- [GOAL] Extract every line of the listing below and reproduce each one character for character.

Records
#####
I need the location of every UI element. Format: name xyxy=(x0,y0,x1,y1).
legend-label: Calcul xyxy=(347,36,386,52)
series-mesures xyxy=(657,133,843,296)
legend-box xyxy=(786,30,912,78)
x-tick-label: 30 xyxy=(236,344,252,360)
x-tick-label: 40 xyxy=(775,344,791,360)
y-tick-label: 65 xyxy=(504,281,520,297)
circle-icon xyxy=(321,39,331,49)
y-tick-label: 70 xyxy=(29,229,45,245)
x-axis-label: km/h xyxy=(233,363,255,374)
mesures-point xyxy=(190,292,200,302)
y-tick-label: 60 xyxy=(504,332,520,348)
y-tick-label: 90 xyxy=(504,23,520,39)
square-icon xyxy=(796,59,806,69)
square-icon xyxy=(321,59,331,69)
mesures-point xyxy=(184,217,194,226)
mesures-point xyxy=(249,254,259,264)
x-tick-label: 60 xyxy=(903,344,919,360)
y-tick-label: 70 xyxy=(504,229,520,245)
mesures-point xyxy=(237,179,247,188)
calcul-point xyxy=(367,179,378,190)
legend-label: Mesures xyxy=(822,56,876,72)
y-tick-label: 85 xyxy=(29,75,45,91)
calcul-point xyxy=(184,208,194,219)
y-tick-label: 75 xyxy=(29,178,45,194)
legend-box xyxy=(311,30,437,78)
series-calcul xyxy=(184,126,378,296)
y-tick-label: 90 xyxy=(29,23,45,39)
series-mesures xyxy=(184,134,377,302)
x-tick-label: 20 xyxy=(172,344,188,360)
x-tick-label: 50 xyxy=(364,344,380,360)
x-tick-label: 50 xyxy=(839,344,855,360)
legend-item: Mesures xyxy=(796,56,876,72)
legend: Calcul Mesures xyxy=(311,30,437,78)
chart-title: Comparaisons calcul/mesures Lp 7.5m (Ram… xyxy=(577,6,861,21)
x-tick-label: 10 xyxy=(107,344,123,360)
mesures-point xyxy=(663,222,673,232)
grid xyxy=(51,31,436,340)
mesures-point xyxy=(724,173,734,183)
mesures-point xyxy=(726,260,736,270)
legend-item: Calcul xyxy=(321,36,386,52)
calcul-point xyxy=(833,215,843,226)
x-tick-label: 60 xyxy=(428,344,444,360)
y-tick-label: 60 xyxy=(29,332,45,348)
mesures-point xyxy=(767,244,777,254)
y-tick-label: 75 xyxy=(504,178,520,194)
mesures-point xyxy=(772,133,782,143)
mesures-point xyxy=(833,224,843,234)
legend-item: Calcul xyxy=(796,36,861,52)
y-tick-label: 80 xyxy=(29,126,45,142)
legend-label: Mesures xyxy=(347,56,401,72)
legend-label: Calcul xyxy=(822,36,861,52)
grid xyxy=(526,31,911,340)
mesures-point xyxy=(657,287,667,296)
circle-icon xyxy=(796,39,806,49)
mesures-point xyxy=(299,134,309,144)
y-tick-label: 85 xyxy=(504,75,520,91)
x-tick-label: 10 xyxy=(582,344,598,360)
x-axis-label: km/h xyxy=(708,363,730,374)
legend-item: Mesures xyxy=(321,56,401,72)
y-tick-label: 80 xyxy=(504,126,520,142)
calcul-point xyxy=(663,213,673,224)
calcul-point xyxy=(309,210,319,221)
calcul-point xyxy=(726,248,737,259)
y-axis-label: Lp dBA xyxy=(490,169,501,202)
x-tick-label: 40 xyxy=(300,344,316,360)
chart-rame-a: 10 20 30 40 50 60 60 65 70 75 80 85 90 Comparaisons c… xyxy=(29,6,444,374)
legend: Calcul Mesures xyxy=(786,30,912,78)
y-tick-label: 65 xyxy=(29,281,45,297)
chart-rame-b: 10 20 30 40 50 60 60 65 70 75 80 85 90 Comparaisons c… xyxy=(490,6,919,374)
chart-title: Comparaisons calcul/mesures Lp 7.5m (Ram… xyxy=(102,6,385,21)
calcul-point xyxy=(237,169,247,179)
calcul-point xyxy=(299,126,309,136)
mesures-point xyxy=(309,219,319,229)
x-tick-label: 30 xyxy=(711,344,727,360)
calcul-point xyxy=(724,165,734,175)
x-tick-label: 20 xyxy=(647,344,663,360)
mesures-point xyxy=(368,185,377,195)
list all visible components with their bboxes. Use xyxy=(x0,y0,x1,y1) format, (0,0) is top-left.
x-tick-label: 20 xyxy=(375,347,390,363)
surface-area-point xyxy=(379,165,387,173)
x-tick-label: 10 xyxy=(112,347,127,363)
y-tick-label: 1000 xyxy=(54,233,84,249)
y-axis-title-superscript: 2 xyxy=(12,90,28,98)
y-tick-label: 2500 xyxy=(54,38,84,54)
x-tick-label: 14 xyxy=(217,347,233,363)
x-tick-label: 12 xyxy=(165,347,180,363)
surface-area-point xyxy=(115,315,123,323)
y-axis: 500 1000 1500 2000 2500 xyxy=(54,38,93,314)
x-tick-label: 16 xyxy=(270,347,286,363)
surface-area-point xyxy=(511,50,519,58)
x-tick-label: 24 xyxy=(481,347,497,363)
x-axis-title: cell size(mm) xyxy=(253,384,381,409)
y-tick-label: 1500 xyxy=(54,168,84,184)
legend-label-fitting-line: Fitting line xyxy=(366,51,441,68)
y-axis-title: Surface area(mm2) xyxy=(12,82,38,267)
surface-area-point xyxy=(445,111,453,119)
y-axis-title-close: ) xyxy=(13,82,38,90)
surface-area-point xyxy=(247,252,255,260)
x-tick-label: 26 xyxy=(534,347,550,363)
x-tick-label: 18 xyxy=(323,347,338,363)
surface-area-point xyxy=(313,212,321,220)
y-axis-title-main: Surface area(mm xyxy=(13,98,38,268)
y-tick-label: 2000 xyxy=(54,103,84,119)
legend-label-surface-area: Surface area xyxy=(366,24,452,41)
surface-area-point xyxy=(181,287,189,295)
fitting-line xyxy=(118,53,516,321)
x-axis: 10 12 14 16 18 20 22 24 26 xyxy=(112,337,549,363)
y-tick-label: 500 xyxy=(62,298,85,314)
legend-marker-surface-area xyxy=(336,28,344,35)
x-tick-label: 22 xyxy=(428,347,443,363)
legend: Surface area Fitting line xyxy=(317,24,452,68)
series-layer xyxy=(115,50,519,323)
#####
- [RESULT OF THE TASK]
I need the location of every UI element. Format: name xyxy=(x0,y0,x1,y1).
legend-label: Calcul xyxy=(347,36,386,52)
series-mesures xyxy=(657,133,843,296)
legend-box xyxy=(786,30,912,78)
x-tick-label: 30 xyxy=(236,344,252,360)
x-tick-label: 40 xyxy=(775,344,791,360)
y-tick-label: 65 xyxy=(504,281,520,297)
circle-icon xyxy=(321,39,331,49)
y-tick-label: 70 xyxy=(29,229,45,245)
x-axis-label: km/h xyxy=(233,363,255,374)
mesures-point xyxy=(190,292,200,302)
y-tick-label: 60 xyxy=(504,332,520,348)
y-tick-label: 90 xyxy=(504,23,520,39)
square-icon xyxy=(796,59,806,69)
square-icon xyxy=(321,59,331,69)
mesures-point xyxy=(184,217,194,226)
mesures-point xyxy=(249,254,259,264)
x-tick-label: 60 xyxy=(903,344,919,360)
y-tick-label: 70 xyxy=(504,229,520,245)
mesures-point xyxy=(237,179,247,188)
calcul-point xyxy=(367,179,378,190)
legend-label: Mesures xyxy=(822,56,876,72)
y-tick-label: 85 xyxy=(29,75,45,91)
calcul-point xyxy=(184,208,194,219)
y-tick-label: 75 xyxy=(29,178,45,194)
legend-box xyxy=(311,30,437,78)
series-calcul xyxy=(184,126,378,296)
y-tick-label: 90 xyxy=(29,23,45,39)
series-mesures xyxy=(184,134,377,302)
x-tick-label: 20 xyxy=(172,344,188,360)
x-tick-label: 50 xyxy=(364,344,380,360)
x-tick-label: 50 xyxy=(839,344,855,360)
legend-item: Mesures xyxy=(796,56,876,72)
legend: Calcul Mesures xyxy=(311,30,437,78)
chart-title: Comparaisons calcul/mesures Lp 7.5m (Ram… xyxy=(577,6,861,21)
x-tick-label: 10 xyxy=(107,344,123,360)
mesures-point xyxy=(663,222,673,232)
grid xyxy=(51,31,436,340)
mesures-point xyxy=(724,173,734,183)
mesures-point xyxy=(726,260,736,270)
legend-item: Calcul xyxy=(321,36,386,52)
calcul-point xyxy=(833,215,843,226)
x-tick-label: 60 xyxy=(428,344,444,360)
y-tick-label: 60 xyxy=(29,332,45,348)
mesures-point xyxy=(767,244,777,254)
y-tick-label: 75 xyxy=(504,178,520,194)
mesures-point xyxy=(772,133,782,143)
mesures-point xyxy=(833,224,843,234)
legend-item: Calcul xyxy=(796,36,861,52)
y-tick-label: 80 xyxy=(29,126,45,142)
legend-label: Mesures xyxy=(347,56,401,72)
legend-label: Calcul xyxy=(822,36,861,52)
grid xyxy=(526,31,911,340)
mesures-point xyxy=(657,287,667,296)
circle-icon xyxy=(796,39,806,49)
mesures-point xyxy=(299,134,309,144)
y-tick-label: 85 xyxy=(504,75,520,91)
x-tick-label: 10 xyxy=(582,344,598,360)
x-axis-label: km/h xyxy=(708,363,730,374)
legend-item: Mesures xyxy=(321,56,401,72)
y-tick-label: 80 xyxy=(504,126,520,142)
calcul-point xyxy=(663,213,673,224)
calcul-point xyxy=(309,210,319,221)
calcul-point xyxy=(726,248,737,259)
y-axis-label: Lp dBA xyxy=(490,169,501,202)
x-tick-label: 40 xyxy=(300,344,316,360)
chart-rame-a: 10 20 30 40 50 60 60 65 70 75 80 85 90 Comparaisons c… xyxy=(29,6,444,374)
legend: Calcul Mesures xyxy=(786,30,912,78)
y-tick-label: 65 xyxy=(29,281,45,297)
chart-rame-b: 10 20 30 40 50 60 60 65 70 75 80 85 90 Comparaisons c… xyxy=(490,6,919,374)
chart-title: Comparaisons calcul/mesures Lp 7.5m (Ram… xyxy=(102,6,385,21)
calcul-point xyxy=(237,169,247,179)
calcul-point xyxy=(299,126,309,136)
mesures-point xyxy=(309,219,319,229)
x-tick-label: 30 xyxy=(711,344,727,360)
calcul-point xyxy=(724,165,734,175)
x-tick-label: 20 xyxy=(647,344,663,360)
mesures-point xyxy=(368,185,377,195)
list all visible components with their bboxes. Use xyxy=(x0,y0,x1,y1) format, (0,0) is top-left.
x-tick-label: 20 xyxy=(375,347,390,363)
surface-area-point xyxy=(379,165,387,173)
x-tick-label: 10 xyxy=(112,347,127,363)
y-tick-label: 1000 xyxy=(54,233,84,249)
y-axis-title-superscript: 2 xyxy=(12,90,28,98)
y-tick-label: 2500 xyxy=(54,38,84,54)
x-tick-label: 14 xyxy=(217,347,233,363)
x-tick-label: 12 xyxy=(165,347,180,363)
surface-area-point xyxy=(115,315,123,323)
y-axis: 500 1000 1500 2000 2500 xyxy=(54,38,93,314)
x-tick-label: 16 xyxy=(270,347,286,363)
surface-area-point xyxy=(511,50,519,58)
x-tick-label: 24 xyxy=(481,347,497,363)
x-axis-title: cell size(mm) xyxy=(253,384,381,409)
y-tick-label: 1500 xyxy=(54,168,84,184)
legend-label-fitting-line: Fitting line xyxy=(366,51,441,68)
y-axis-title: Surface area(mm2) xyxy=(12,82,38,267)
surface-area-point xyxy=(445,111,453,119)
y-axis-title-close: ) xyxy=(13,82,38,90)
surface-area-point xyxy=(247,252,255,260)
x-tick-label: 26 xyxy=(534,347,550,363)
x-tick-label: 18 xyxy=(323,347,338,363)
surface-area-point xyxy=(313,212,321,220)
y-axis-title-main: Surface area(mm xyxy=(13,98,38,268)
y-tick-label: 2000 xyxy=(54,103,84,119)
legend-label-surface-area: Surface area xyxy=(366,24,452,41)
surface-area-point xyxy=(181,287,189,295)
fitting-line xyxy=(118,53,516,321)
x-axis: 10 12 14 16 18 20 22 24 26 xyxy=(112,337,549,363)
y-tick-label: 500 xyxy=(62,298,85,314)
legend-marker-surface-area xyxy=(336,28,344,35)
x-tick-label: 22 xyxy=(428,347,443,363)
legend: Surface area Fitting line xyxy=(317,24,452,68)
series-layer xyxy=(115,50,519,323)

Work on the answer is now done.